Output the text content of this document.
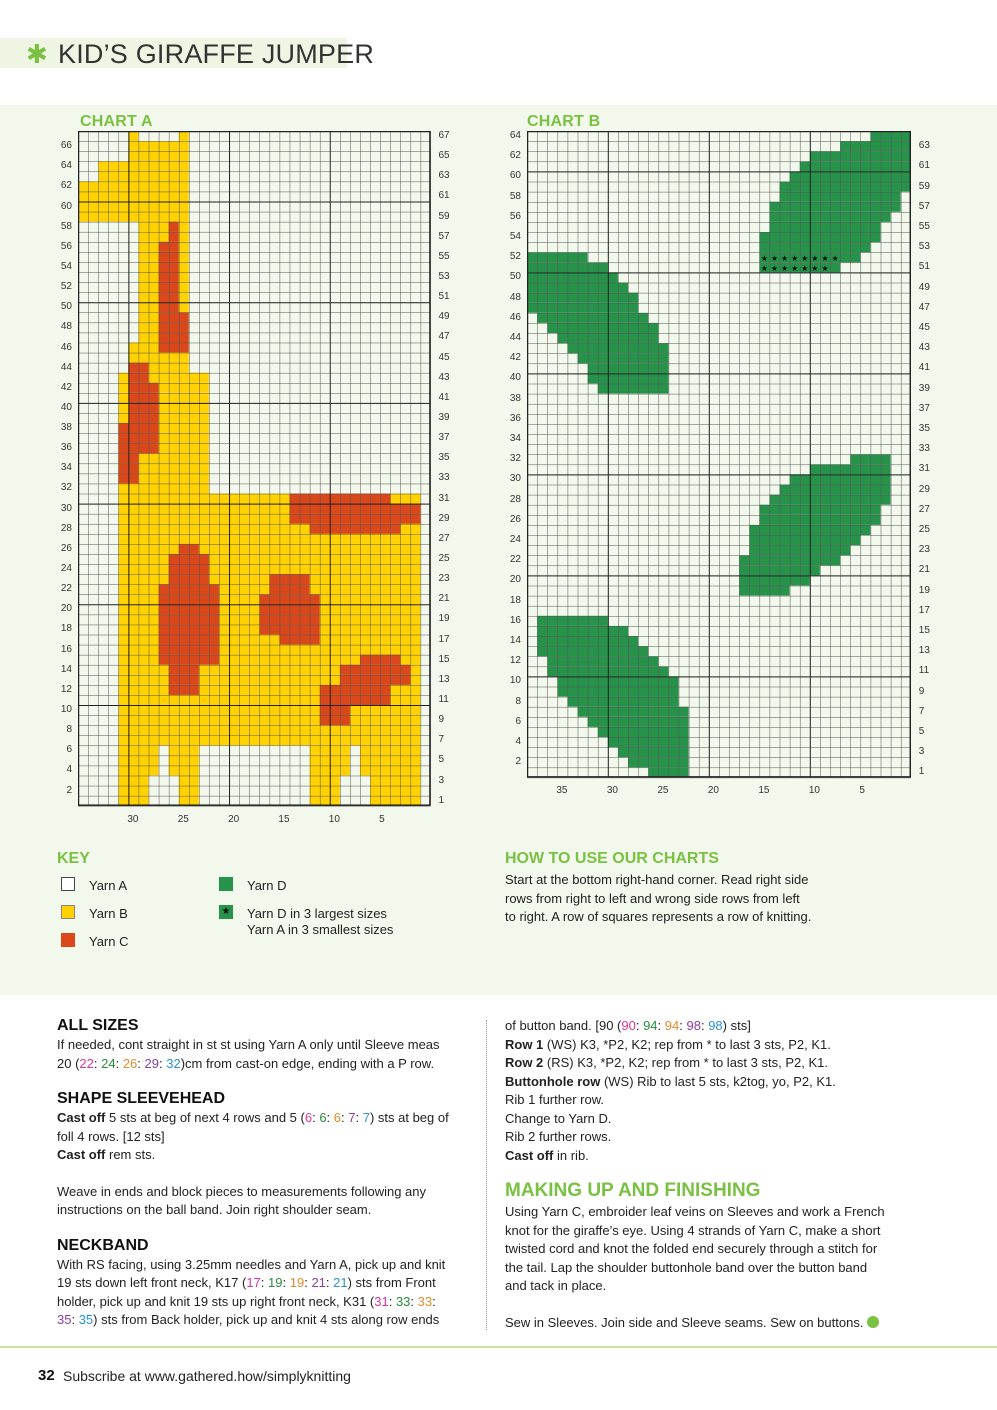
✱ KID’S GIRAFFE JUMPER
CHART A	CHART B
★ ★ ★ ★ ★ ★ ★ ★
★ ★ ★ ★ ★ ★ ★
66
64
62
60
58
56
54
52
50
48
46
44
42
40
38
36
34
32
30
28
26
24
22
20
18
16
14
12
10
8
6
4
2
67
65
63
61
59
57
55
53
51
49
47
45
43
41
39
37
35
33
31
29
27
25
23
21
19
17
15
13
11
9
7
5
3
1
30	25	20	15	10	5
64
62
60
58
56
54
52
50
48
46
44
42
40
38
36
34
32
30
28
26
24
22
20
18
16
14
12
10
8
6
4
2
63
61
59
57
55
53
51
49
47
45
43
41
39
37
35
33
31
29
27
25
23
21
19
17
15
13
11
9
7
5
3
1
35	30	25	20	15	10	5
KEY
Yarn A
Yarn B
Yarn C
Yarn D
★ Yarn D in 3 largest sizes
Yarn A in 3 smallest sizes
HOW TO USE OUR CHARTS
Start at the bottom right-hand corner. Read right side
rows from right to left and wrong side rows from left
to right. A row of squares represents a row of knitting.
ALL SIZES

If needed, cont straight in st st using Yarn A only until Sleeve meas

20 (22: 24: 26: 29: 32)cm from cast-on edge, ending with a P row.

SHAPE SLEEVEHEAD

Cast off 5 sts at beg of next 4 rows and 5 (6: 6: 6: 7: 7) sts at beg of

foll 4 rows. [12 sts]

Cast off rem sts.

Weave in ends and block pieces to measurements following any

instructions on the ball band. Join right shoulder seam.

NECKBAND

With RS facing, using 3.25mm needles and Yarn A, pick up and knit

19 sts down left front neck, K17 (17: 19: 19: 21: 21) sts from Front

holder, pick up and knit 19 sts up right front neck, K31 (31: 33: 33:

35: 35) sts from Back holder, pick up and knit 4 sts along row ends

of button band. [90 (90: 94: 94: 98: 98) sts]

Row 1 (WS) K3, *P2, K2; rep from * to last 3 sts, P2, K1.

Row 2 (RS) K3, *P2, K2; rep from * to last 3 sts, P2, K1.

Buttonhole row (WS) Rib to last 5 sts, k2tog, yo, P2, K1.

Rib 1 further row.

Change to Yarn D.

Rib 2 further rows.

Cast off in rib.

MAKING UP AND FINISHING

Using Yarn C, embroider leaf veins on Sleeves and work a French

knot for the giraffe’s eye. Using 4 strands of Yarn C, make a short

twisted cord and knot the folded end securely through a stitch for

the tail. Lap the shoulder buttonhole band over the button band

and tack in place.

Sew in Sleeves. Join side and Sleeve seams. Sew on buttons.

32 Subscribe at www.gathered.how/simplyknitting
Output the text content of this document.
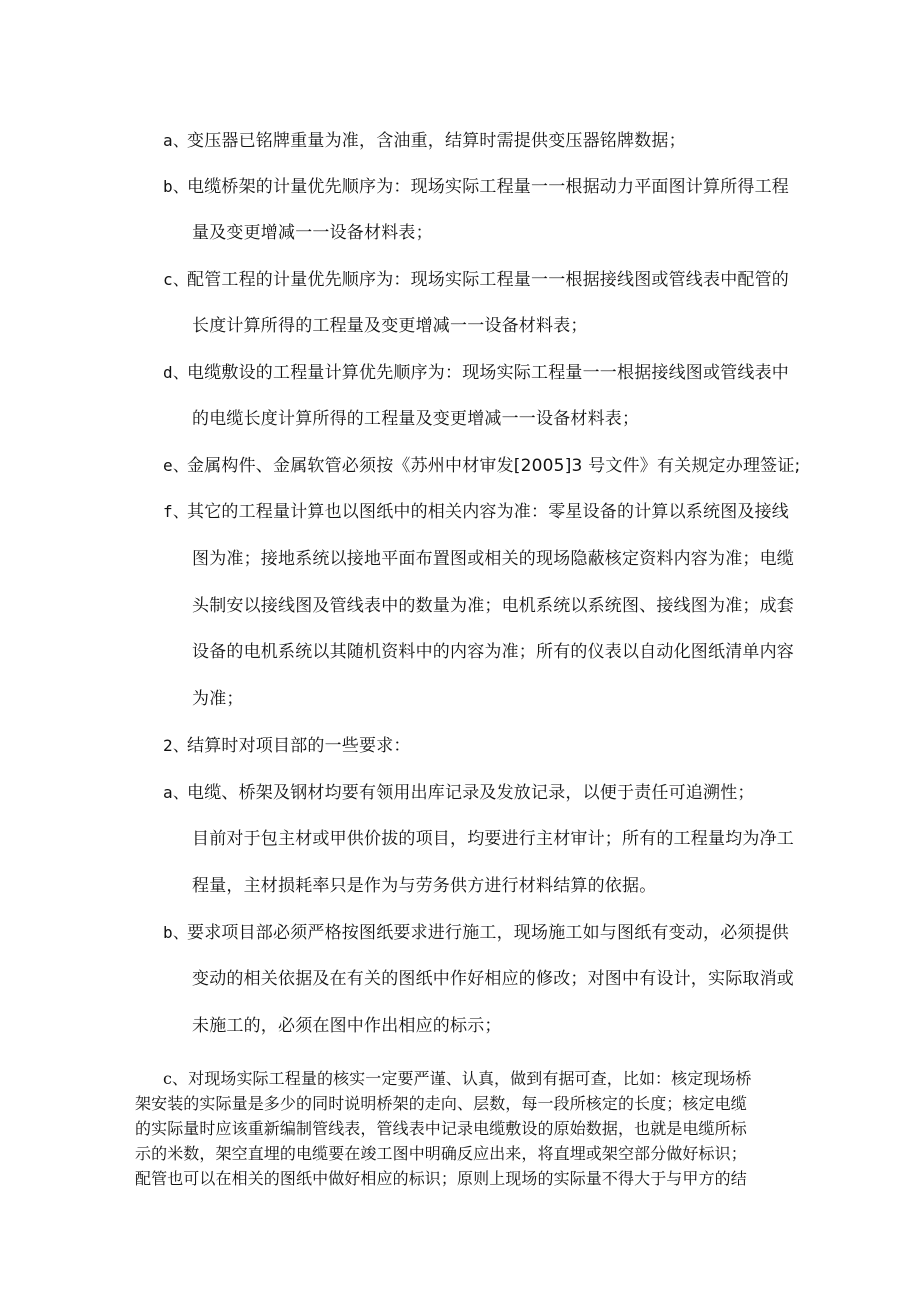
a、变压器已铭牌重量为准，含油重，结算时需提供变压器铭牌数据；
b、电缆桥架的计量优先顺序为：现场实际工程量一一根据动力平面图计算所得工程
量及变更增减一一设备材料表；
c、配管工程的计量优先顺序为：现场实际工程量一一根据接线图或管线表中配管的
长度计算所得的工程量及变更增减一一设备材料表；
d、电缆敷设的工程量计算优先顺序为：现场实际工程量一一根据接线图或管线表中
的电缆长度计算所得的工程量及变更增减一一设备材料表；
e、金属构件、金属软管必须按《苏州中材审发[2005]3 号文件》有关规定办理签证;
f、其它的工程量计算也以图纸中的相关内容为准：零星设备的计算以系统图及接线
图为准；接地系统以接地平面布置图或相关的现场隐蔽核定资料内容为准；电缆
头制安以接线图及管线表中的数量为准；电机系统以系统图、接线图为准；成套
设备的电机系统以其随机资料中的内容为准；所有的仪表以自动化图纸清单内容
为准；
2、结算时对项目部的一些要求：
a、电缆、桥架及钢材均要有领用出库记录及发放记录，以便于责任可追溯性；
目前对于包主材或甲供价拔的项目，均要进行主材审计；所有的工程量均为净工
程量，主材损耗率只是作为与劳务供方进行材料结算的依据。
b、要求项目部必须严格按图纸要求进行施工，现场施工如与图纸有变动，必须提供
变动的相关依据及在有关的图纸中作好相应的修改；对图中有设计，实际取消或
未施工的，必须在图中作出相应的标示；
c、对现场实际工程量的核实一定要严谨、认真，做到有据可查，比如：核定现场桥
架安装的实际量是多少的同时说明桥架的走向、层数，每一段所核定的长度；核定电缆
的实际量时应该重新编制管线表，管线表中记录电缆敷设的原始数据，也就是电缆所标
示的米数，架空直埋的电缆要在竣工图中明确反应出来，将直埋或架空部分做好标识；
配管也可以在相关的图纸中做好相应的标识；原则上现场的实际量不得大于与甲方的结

· · · · · · ·

* [What is being asked]:
Check each line of the records for the word "right" and extract those that contain it.

* [Written response]:
Start at the bottom right-hand corner. Read right side
rows from right to left and wrong side rows from left
to right. A row of squares represents a row of knitting.
instructions on the ball band. Join right shoulder seam.
holder, pick up and knit 19 sts up right front neck, K31 (31: 33: 33:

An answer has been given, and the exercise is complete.